* [YOUR INSTRUCTIONS] In the records that follow, show each line where the word "Edinburgh" is present.

━━━ DATASET ROWS ━━━

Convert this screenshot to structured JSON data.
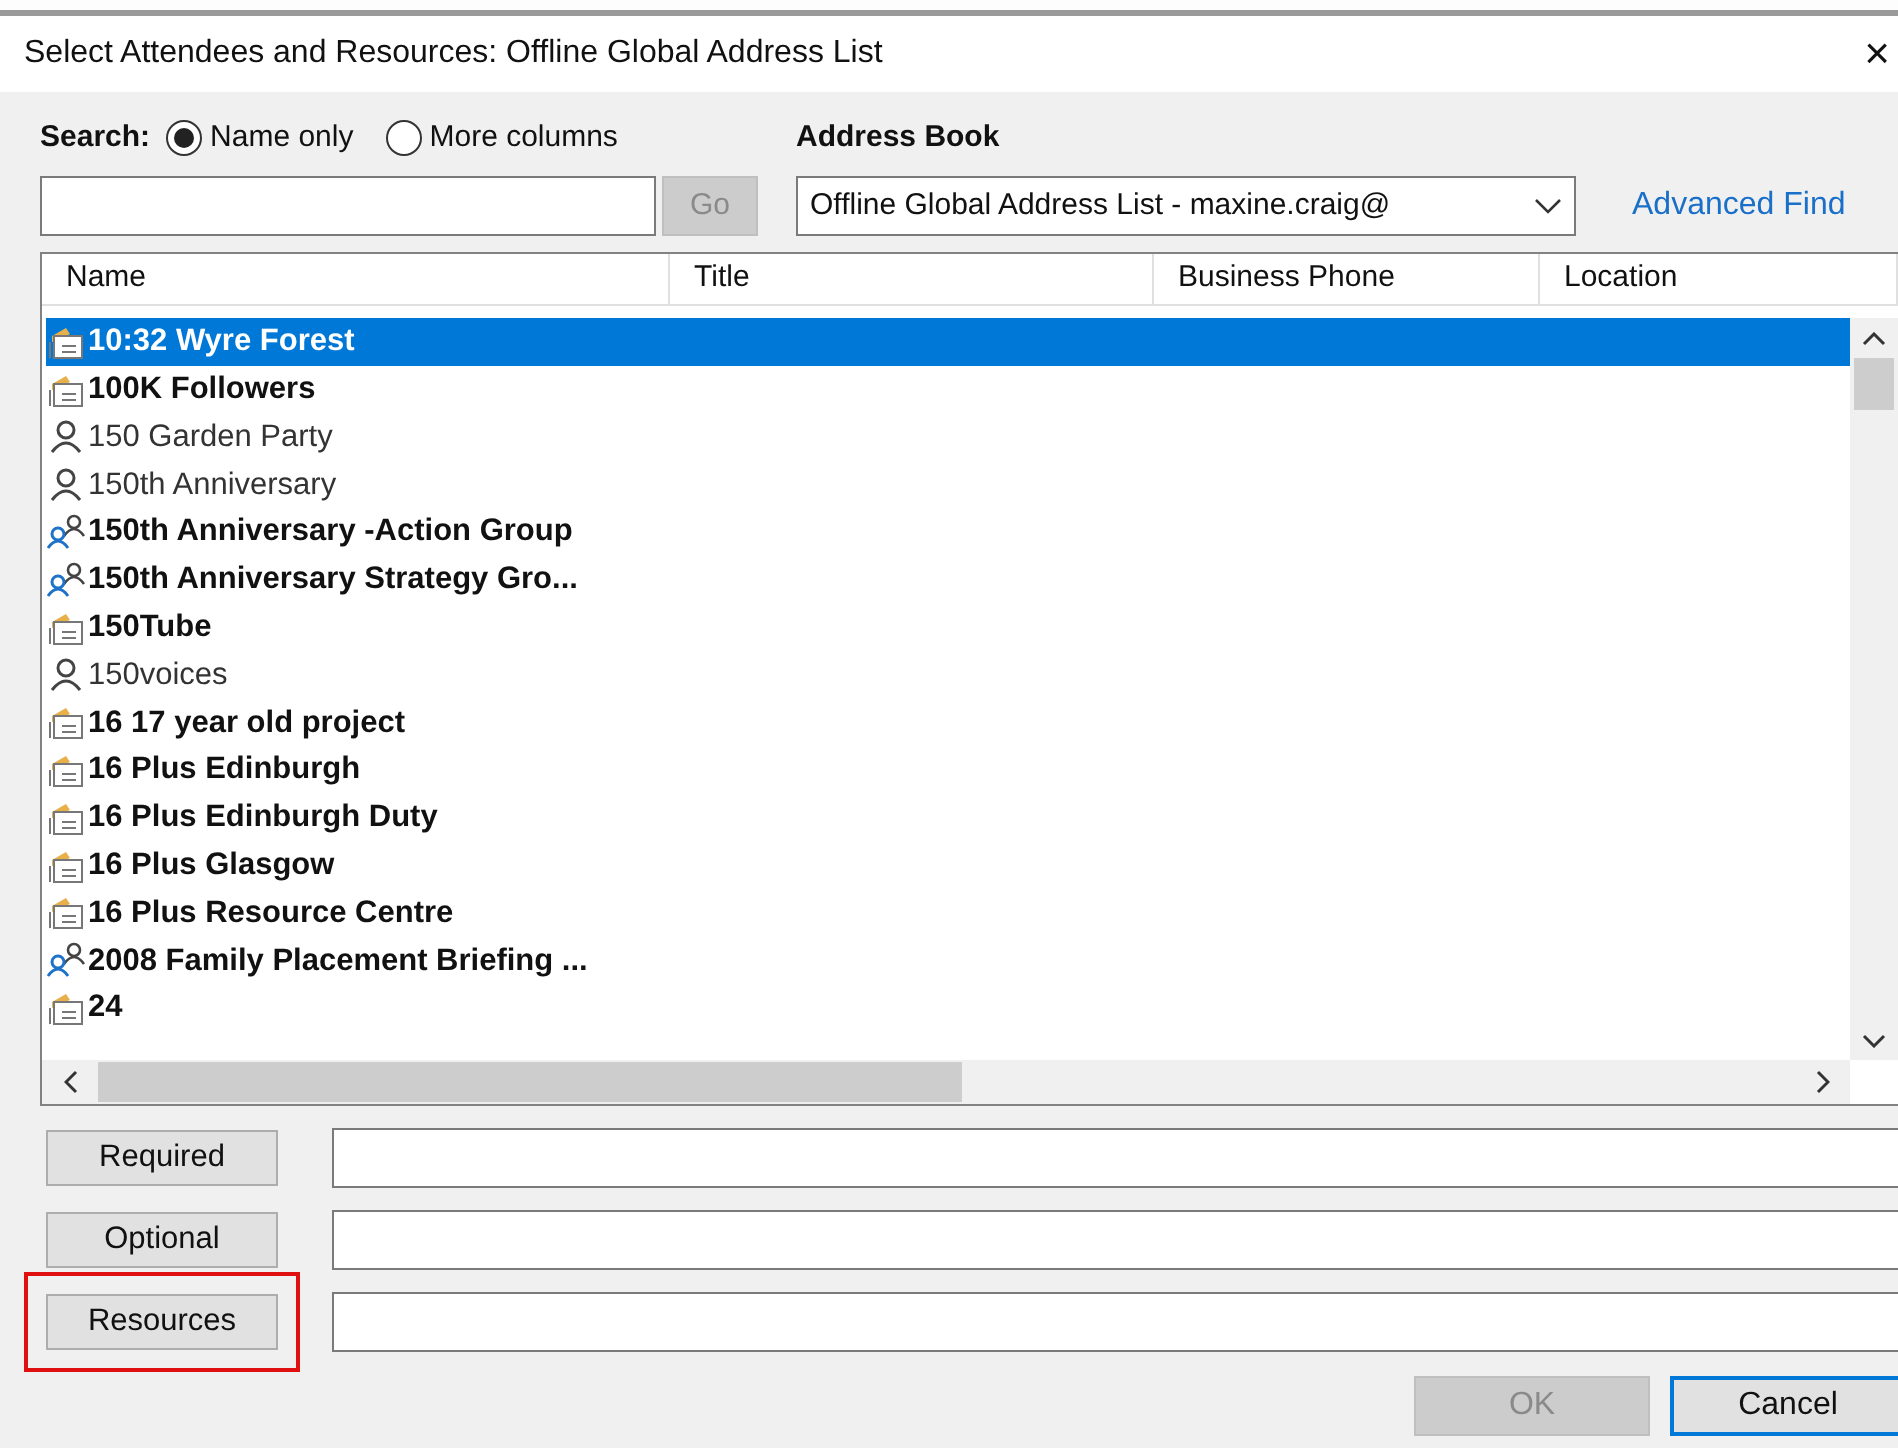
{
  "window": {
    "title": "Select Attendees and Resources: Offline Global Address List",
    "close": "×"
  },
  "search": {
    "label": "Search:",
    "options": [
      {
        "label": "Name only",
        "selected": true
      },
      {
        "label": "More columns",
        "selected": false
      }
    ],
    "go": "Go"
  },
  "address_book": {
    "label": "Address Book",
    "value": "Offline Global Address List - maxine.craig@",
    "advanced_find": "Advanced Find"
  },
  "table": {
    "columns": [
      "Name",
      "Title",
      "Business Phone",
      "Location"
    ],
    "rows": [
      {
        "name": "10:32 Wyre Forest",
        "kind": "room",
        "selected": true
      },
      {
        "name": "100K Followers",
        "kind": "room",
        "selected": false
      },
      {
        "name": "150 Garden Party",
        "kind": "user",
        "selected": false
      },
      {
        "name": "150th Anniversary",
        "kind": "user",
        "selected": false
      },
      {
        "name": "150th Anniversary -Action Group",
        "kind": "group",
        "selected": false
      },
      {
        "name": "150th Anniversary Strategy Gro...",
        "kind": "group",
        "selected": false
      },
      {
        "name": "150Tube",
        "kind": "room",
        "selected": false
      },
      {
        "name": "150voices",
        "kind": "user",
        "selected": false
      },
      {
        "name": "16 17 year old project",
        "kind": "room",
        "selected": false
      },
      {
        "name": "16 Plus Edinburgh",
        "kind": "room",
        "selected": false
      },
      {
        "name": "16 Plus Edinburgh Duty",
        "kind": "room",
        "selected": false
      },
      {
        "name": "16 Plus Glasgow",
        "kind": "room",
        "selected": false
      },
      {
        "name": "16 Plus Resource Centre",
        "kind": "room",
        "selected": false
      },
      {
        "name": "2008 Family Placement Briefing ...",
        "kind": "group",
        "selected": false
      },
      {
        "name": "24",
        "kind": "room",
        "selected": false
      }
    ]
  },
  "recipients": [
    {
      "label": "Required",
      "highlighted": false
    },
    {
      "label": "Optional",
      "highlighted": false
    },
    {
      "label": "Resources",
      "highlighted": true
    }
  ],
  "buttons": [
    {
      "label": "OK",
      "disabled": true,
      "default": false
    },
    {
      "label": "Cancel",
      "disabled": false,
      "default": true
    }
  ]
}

━━━

* [FULL OUTPUT]
        "name": "16 Plus Edinburgh",
        "name": "16 Plus Edinburgh Duty",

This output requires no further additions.